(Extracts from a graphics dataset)
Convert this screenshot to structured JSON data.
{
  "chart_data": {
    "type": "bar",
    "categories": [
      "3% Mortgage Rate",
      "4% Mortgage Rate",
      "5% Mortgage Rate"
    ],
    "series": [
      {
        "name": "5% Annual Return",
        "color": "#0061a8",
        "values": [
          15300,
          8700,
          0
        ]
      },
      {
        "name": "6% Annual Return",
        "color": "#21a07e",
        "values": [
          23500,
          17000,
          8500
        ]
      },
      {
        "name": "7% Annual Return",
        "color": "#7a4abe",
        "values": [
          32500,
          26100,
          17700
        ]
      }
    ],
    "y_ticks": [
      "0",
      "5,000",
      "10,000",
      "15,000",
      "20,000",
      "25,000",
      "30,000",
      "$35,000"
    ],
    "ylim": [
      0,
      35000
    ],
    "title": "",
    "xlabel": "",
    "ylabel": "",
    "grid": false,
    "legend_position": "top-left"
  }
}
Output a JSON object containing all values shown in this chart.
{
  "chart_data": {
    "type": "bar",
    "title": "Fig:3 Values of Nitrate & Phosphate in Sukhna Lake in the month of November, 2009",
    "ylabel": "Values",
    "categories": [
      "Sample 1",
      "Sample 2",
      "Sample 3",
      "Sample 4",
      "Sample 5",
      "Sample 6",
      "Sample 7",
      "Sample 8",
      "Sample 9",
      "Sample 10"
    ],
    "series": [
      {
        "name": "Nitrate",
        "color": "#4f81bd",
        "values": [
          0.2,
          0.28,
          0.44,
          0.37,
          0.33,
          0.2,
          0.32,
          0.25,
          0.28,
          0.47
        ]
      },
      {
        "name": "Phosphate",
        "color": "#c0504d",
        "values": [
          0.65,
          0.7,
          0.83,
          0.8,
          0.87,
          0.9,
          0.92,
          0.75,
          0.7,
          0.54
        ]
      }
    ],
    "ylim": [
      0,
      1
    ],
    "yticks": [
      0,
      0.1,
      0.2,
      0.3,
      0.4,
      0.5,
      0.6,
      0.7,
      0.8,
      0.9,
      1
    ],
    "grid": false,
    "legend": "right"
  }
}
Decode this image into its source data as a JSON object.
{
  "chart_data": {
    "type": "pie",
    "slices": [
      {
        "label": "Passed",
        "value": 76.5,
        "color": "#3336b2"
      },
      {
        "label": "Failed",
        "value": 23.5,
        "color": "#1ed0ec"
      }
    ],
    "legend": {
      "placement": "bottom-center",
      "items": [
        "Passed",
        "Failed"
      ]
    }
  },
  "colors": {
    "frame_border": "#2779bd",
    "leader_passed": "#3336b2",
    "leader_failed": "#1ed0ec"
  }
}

* [Written request]: Each line that holds the word "name" should be extracted from the records.

* [Expected answer]:
        "name": "5% Annual Return",
        "name": "6% Annual Return",
        "name": "7% Annual Return",
        "name": "Nitrate",
        "name": "Phosphate",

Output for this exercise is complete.